# Problem
Skip all pictures; return exactly the lines from the one containing "Give me the" through the end of the data.

# Data extract
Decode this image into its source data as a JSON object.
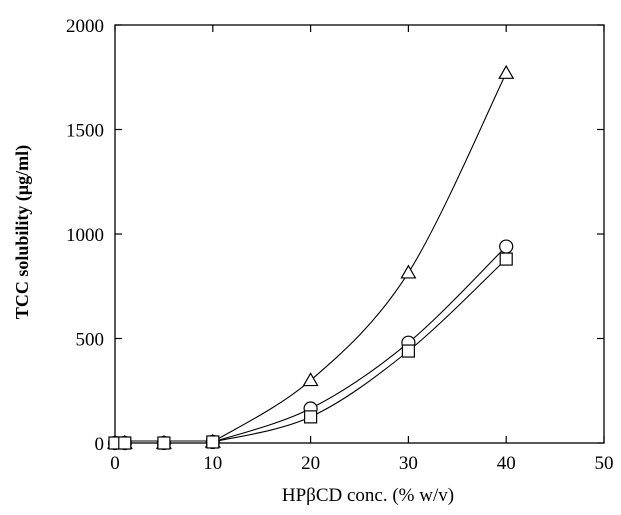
{
  "chart_data": {
    "type": "scatter",
    "xlabel": "HPβCD conc. (% w/v)",
    "ylabel": "TCC solubility (μg/ml)",
    "xlim": [
      0,
      50
    ],
    "ylim": [
      0,
      2000
    ],
    "xticks": [
      0,
      10,
      20,
      30,
      40,
      50
    ],
    "yticks": [
      0,
      500,
      1000,
      1500,
      2000
    ],
    "grid": false,
    "legend": "none",
    "series": [
      {
        "marker": "triangle",
        "x": [
          0,
          1,
          5,
          10,
          20,
          30,
          40
        ],
        "y": [
          0,
          0,
          0,
          5,
          300,
          815,
          1770
        ]
      },
      {
        "marker": "circle",
        "x": [
          0,
          1,
          5,
          10,
          20,
          30,
          40
        ],
        "y": [
          0,
          0,
          0,
          5,
          165,
          480,
          940
        ]
      },
      {
        "marker": "square",
        "x": [
          0,
          1,
          5,
          10,
          20,
          30,
          40
        ],
        "y": [
          0,
          0,
          0,
          5,
          125,
          440,
          880
        ]
      }
    ]
  }
}
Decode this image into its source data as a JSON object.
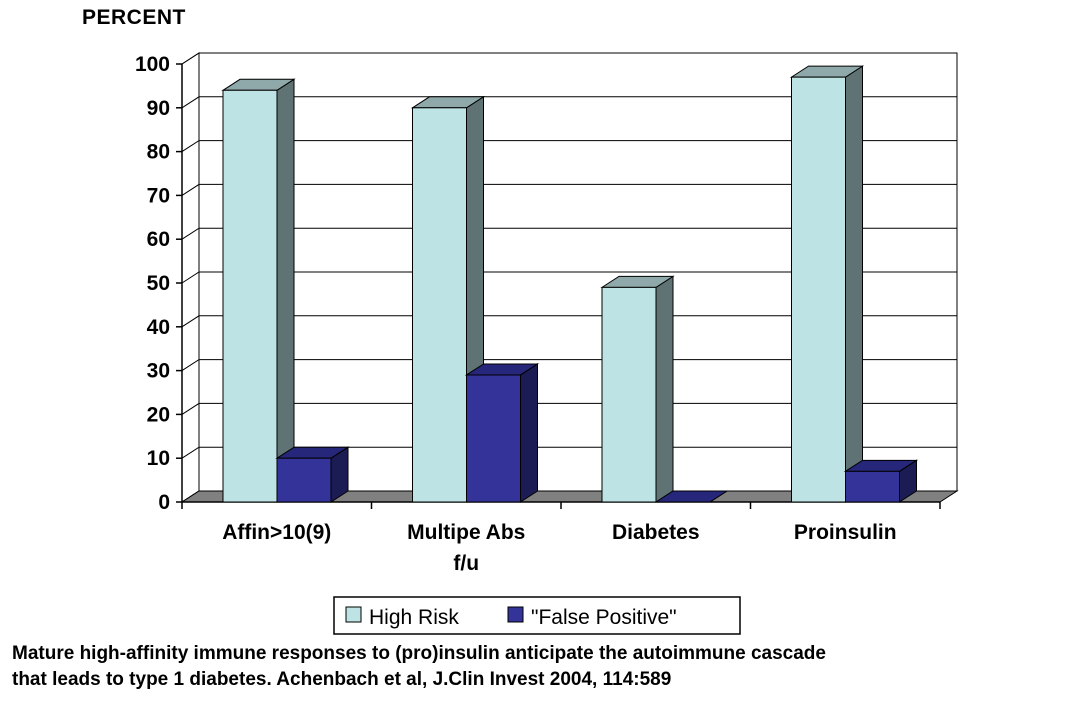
{
  "chart_data": {
    "type": "bar",
    "ylabel": "PERCENT",
    "categories": [
      "Affin>10(9)",
      "Multipe Abs f/u",
      "Diabetes",
      "Proinsulin"
    ],
    "category_lines": [
      [
        "Affin>10(9)"
      ],
      [
        "Multipe Abs",
        "f/u"
      ],
      [
        "Diabetes"
      ],
      [
        "Proinsulin"
      ]
    ],
    "series": [
      {
        "name": "High Risk",
        "values": [
          94,
          90,
          49,
          97
        ],
        "color": "#bde3e5",
        "side_color": "#5f7374",
        "top_color": "#8fa8a9"
      },
      {
        "name": "\"False Positive\"",
        "values": [
          10,
          29,
          0,
          7
        ],
        "color": "#333399",
        "side_color": "#1c1c55",
        "top_color": "#26267a"
      }
    ],
    "ylim": [
      0,
      100
    ],
    "yticks": [
      0,
      10,
      20,
      30,
      40,
      50,
      60,
      70,
      80,
      90,
      100
    ],
    "grid": true,
    "legend_position": "bottom-center",
    "colors": {
      "floor": "#808080",
      "grid": "#000000"
    }
  },
  "caption": {
    "line1": "Mature high-affinity immune responses to (pro)insulin anticipate the autoimmune cascade",
    "line2": "that leads to type 1 diabetes.  Achenbach et al, J.Clin Invest 2004, 114:589"
  }
}
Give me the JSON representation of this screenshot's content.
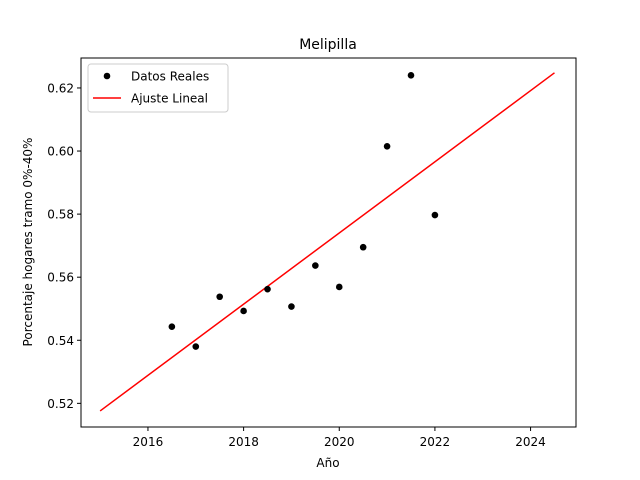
{
  "chart_data": {
    "type": "scatter",
    "title": "Melipilla",
    "xlabel": "Año",
    "ylabel": "Porcentaje hogares tramo 0%-40%",
    "xlim": [
      2014.6,
      2024.95
    ],
    "ylim": [
      0.5125,
      0.6295
    ],
    "xticks": [
      2016,
      2018,
      2020,
      2022,
      2024
    ],
    "yticks": [
      0.52,
      0.54,
      0.56,
      0.58,
      0.6,
      0.62
    ],
    "grid": false,
    "legend_position": "top-left",
    "series": [
      {
        "name": "Datos Reales",
        "kind": "points",
        "color": "#000000",
        "x": [
          2016.5,
          2017.0,
          2017.5,
          2018.0,
          2018.5,
          2019.0,
          2019.5,
          2020.0,
          2020.5,
          2021.0,
          2021.5,
          2022.0
        ],
        "y": [
          0.5443,
          0.538,
          0.5538,
          0.5493,
          0.5562,
          0.5507,
          0.5637,
          0.5569,
          0.5695,
          0.6015,
          0.624,
          0.5797
        ]
      },
      {
        "name": "Ajuste Lineal",
        "kind": "line",
        "color": "#ff0000",
        "x": [
          2015.0,
          2024.5
        ],
        "y": [
          0.5176,
          0.6248
        ]
      }
    ]
  }
}
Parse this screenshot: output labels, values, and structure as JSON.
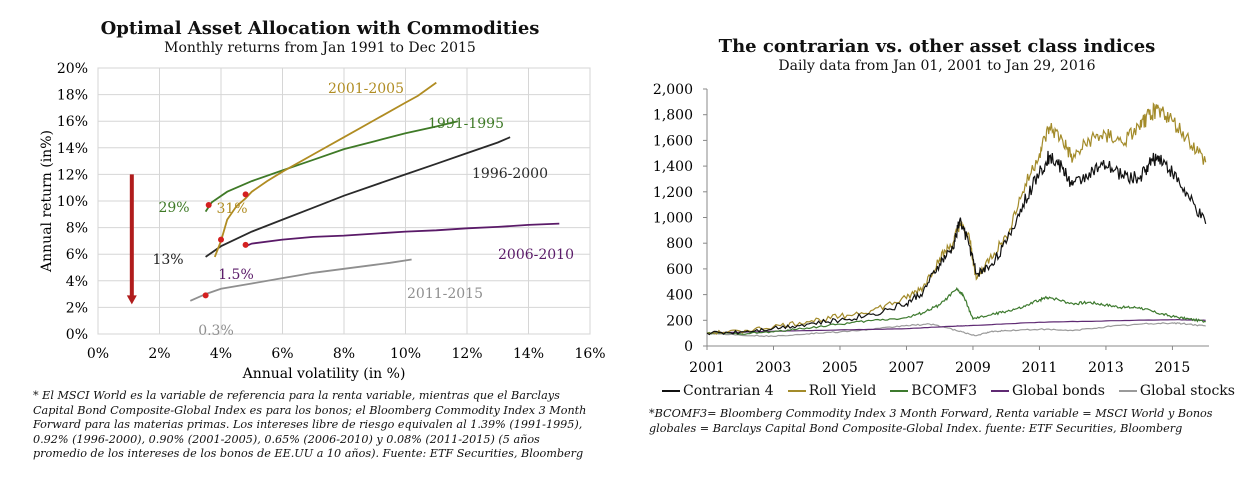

# Full answer
Give me the JSON representation of this screenshot's content.
{
  "chart_data": {
    "type": "scatter",
    "title": "Melipilla",
    "xlabel": "Año",
    "ylabel": "Porcentaje hogares tramo 0%-40%",
    "xlim": [
      2014.6,
      2024.95
    ],
    "ylim": [
      0.5125,
      0.6295
    ],
    "xticks": [
      2016,
      2018,
      2020,
      2022,
      2024
    ],
    "yticks": [
      0.52,
      0.54,
      0.56,
      0.58,
      0.6,
      0.62
    ],
    "grid": false,
    "legend_position": "top-left",
    "series": [
      {
        "name": "Datos Reales",
        "kind": "points",
        "color": "#000000",
        "x": [
          2016.5,
          2017.0,
          2017.5,
          2018.0,
          2018.5,
          2019.0,
          2019.5,
          2020.0,
          2020.5,
          2021.0,
          2021.5,
          2022.0
        ],
        "y": [
          0.5443,
          0.538,
          0.5538,
          0.5493,
          0.5562,
          0.5507,
          0.5637,
          0.5569,
          0.5695,
          0.6015,
          0.624,
          0.5797
        ]
      },
      {
        "name": "Ajuste Lineal",
        "kind": "line",
        "color": "#ff0000",
        "x": [
          2015.0,
          2024.5
        ],
        "y": [
          0.5176,
          0.6248
        ]
      }
    ]
  }
}
Parse this screenshot: output labels, values, and structure as JSON.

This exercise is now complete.